Within the material below, find each line bearing the word "screenshot" and present it.

===== Data for this exercise =====

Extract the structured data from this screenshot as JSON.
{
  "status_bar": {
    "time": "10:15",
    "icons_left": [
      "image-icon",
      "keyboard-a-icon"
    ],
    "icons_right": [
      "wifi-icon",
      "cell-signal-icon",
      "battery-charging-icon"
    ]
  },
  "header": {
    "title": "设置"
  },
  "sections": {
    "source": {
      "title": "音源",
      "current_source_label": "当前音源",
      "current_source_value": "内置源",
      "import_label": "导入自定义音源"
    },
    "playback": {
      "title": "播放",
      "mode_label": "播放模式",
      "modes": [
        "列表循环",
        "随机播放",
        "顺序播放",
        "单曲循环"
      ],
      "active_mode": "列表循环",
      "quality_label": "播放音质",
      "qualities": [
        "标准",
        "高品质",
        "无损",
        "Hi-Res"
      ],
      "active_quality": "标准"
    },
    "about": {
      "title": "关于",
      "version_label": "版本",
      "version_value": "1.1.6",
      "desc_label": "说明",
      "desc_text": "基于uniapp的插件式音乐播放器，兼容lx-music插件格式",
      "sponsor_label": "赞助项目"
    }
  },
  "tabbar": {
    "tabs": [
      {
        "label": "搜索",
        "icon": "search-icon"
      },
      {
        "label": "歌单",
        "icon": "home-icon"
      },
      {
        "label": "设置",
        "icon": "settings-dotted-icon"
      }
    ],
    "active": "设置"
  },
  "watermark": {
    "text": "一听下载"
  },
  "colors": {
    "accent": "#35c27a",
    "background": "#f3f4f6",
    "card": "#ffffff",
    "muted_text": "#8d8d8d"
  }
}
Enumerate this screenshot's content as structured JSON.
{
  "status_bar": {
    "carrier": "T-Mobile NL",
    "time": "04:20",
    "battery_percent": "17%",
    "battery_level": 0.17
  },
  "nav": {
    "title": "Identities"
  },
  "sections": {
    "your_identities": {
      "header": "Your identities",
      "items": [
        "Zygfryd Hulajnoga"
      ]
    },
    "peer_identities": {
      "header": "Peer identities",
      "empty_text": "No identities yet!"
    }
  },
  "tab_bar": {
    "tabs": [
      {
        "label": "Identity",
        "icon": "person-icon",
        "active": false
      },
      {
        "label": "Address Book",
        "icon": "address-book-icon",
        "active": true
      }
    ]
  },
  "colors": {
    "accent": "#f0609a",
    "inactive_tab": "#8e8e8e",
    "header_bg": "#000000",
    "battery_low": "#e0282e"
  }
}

=====

Result of the exercise »
Extract the structured data from this screenshot as JSON.
Enumerate this screenshot's content as structured JSON.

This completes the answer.